> Given exercise:
Transcribe the material exactly. Images do not belong in the copy.
--- start Task input ---
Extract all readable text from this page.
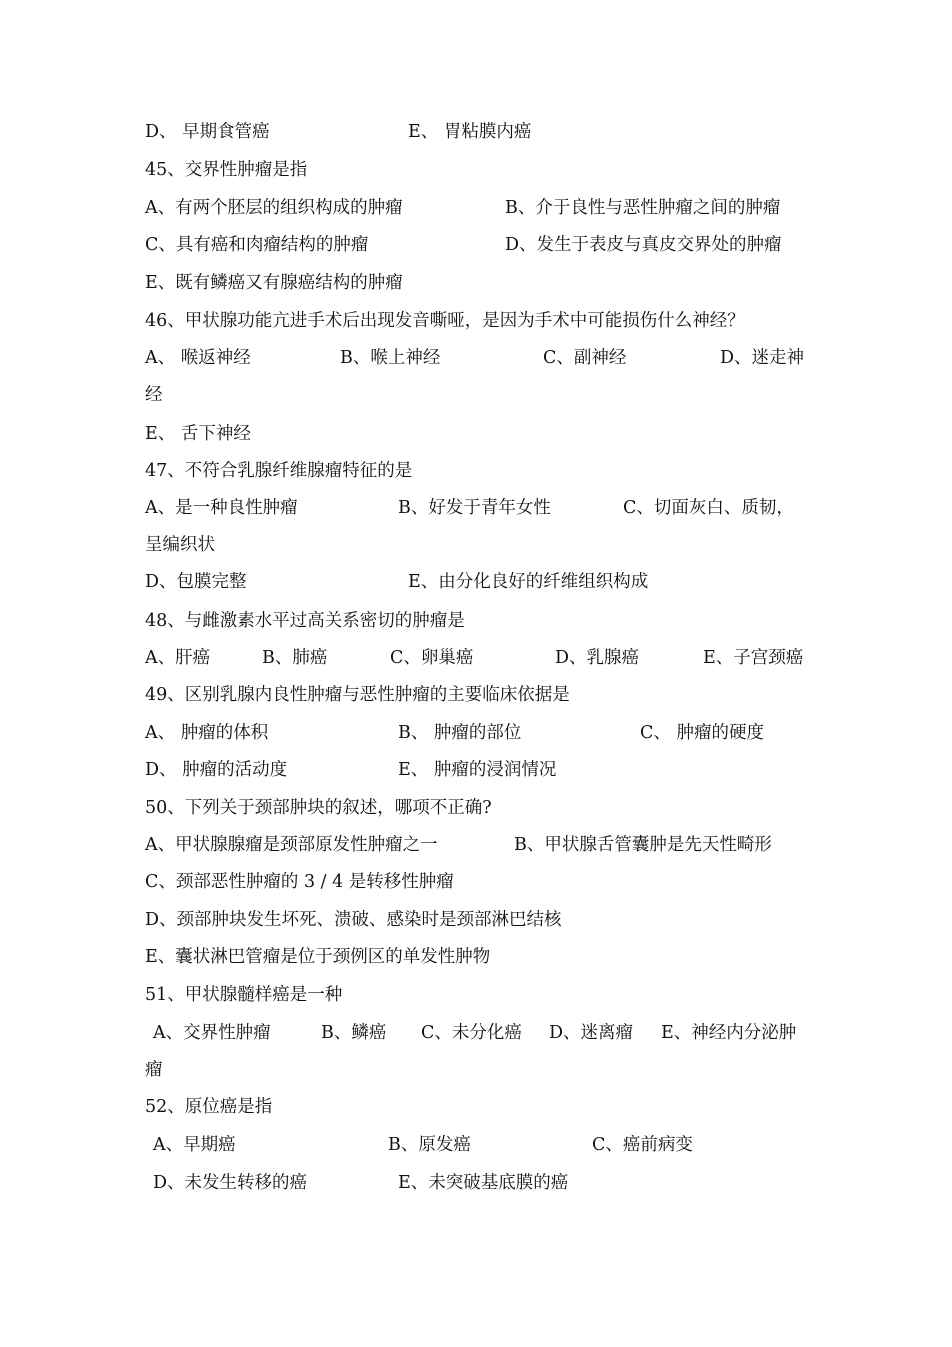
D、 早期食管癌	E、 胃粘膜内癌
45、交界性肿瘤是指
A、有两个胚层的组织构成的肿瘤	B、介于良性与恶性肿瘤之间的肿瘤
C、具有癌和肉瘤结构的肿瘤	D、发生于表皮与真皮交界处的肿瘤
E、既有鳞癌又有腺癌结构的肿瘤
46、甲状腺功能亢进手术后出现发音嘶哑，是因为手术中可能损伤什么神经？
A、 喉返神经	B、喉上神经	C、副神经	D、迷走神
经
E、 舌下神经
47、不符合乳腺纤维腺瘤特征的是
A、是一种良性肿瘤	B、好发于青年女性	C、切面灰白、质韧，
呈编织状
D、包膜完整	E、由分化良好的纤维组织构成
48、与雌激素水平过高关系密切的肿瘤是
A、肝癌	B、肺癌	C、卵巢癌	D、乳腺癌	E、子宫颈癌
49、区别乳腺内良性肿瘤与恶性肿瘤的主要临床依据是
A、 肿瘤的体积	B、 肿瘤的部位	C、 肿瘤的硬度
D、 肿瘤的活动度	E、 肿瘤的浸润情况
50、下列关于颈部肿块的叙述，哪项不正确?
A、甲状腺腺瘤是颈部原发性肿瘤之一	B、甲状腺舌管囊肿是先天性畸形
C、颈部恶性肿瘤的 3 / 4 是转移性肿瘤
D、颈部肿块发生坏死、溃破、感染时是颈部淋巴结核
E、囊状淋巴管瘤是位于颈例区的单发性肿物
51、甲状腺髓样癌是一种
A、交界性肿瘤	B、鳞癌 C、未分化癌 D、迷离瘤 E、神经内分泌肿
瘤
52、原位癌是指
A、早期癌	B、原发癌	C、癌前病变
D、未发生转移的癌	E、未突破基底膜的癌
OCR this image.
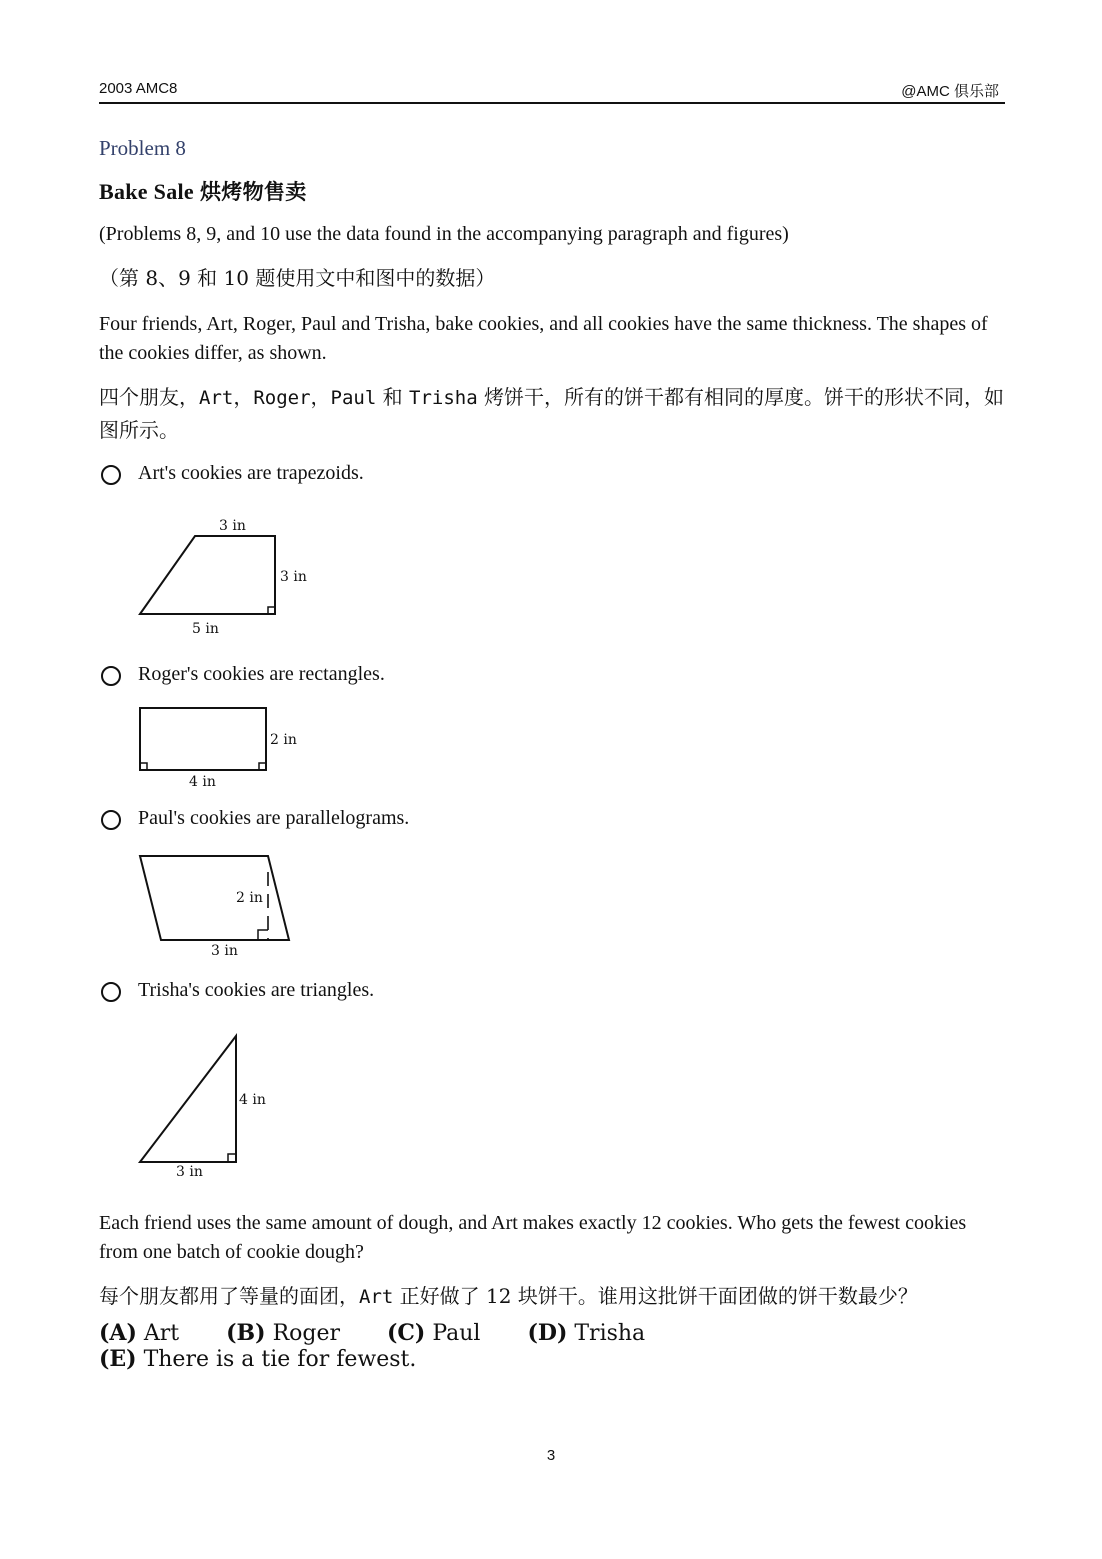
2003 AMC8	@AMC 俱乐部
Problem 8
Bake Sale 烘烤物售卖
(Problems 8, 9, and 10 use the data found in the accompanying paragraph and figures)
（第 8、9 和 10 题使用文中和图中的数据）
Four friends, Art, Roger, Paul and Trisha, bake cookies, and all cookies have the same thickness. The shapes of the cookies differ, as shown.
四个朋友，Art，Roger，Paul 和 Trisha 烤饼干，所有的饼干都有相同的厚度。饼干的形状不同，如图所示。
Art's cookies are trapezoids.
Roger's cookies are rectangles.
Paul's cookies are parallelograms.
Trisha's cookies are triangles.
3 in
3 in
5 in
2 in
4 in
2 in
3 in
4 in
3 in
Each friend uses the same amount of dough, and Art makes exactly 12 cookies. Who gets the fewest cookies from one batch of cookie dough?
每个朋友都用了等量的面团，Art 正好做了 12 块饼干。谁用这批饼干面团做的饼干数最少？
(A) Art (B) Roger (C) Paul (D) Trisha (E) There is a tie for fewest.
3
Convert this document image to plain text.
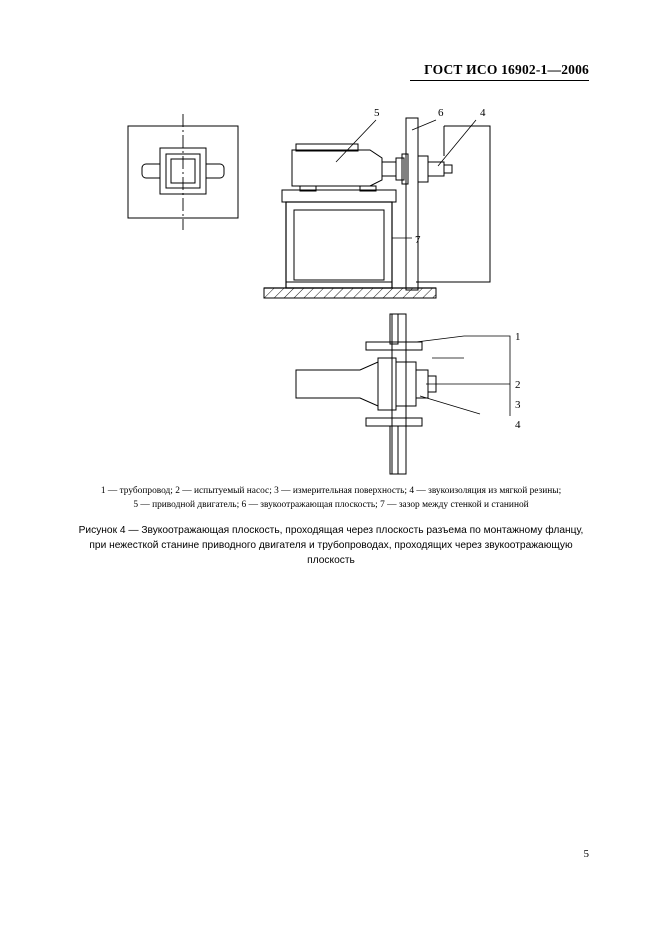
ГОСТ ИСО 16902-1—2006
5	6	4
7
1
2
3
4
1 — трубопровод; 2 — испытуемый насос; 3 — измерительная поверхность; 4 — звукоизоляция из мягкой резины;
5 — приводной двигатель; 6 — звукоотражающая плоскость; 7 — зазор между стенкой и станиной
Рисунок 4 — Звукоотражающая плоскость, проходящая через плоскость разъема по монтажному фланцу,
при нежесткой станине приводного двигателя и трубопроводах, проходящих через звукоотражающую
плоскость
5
--- end Task input ---
> Exercise solution:
Extract all readable text from this page.
D、 早期食管癌	E、 胃粘膜内癌
45、交界性肿瘤是指
A、有两个胚层的组织构成的肿瘤	B、介于良性与恶性肿瘤之间的肿瘤
C、具有癌和肉瘤结构的肿瘤	D、发生于表皮与真皮交界处的肿瘤
E、既有鳞癌又有腺癌结构的肿瘤
46、甲状腺功能亢进手术后出现发音嘶哑，是因为手术中可能损伤什么神经？
A、 喉返神经	B、喉上神经	C、副神经	D、迷走神
经
E、 舌下神经
47、不符合乳腺纤维腺瘤特征的是
A、是一种良性肿瘤	B、好发于青年女性	C、切面灰白、质韧，
呈编织状
D、包膜完整	E、由分化良好的纤维组织构成
48、与雌激素水平过高关系密切的肿瘤是
A、肝癌	B、肺癌	C、卵巢癌	D、乳腺癌	E、子宫颈癌
49、区别乳腺内良性肿瘤与恶性肿瘤的主要临床依据是
A、 肿瘤的体积	B、 肿瘤的部位	C、 肿瘤的硬度
D、 肿瘤的活动度	E、 肿瘤的浸润情况
50、下列关于颈部肿块的叙述，哪项不正确?
A、甲状腺腺瘤是颈部原发性肿瘤之一	B、甲状腺舌管囊肿是先天性畸形
C、颈部恶性肿瘤的 3 / 4 是转移性肿瘤
D、颈部肿块发生坏死、溃破、感染时是颈部淋巴结核
E、囊状淋巴管瘤是位于颈例区的单发性肿物
51、甲状腺髓样癌是一种
A、交界性肿瘤	B、鳞癌 C、未分化癌 D、迷离瘤 E、神经内分泌肿
瘤
52、原位癌是指
A、早期癌	B、原发癌	C、癌前病变
D、未发生转移的癌	E、未突破基底膜的癌
OCR this image.
2003 AMC8	@AMC 俱乐部
Problem 8
Bake Sale 烘烤物售卖
(Problems 8, 9, and 10 use the data found in the accompanying paragraph and figures)
（第 8、9 和 10 题使用文中和图中的数据）
Four friends, Art, Roger, Paul and Trisha, bake cookies, and all cookies have the same thickness. The shapes of the cookies differ, as shown.
四个朋友，Art，Roger，Paul 和 Trisha 烤饼干，所有的饼干都有相同的厚度。饼干的形状不同，如图所示。
Art's cookies are trapezoids.
Roger's cookies are rectangles.
Paul's cookies are parallelograms.
Trisha's cookies are triangles.
3 in
3 in
5 in
2 in
4 in
2 in
3 in
4 in
3 in
Each friend uses the same amount of dough, and Art makes exactly 12 cookies. Who gets the fewest cookies from one batch of cookie dough?
每个朋友都用了等量的面团，Art 正好做了 12 块饼干。谁用这批饼干面团做的饼干数最少？
(A) Art (B) Roger (C) Paul (D) Trisha (E) There is a tie for fewest.
3
Convert this document image to plain text.
ГОСТ ИСО 16902-1—2006
5	6	4
7
1
2
3
4
1 — трубопровод; 2 — испытуемый насос; 3 — измерительная поверхность; 4 — звукоизоляция из мягкой резины;
5 — приводной двигатель; 6 — звукоотражающая плоскость; 7 — зазор между стенкой и станиной
Рисунок 4 — Звукоотражающая плоскость, проходящая через плоскость разъема по монтажному фланцу,
при нежесткой станине приводного двигателя и трубопроводах, проходящих через звукоотражающую
плоскость
5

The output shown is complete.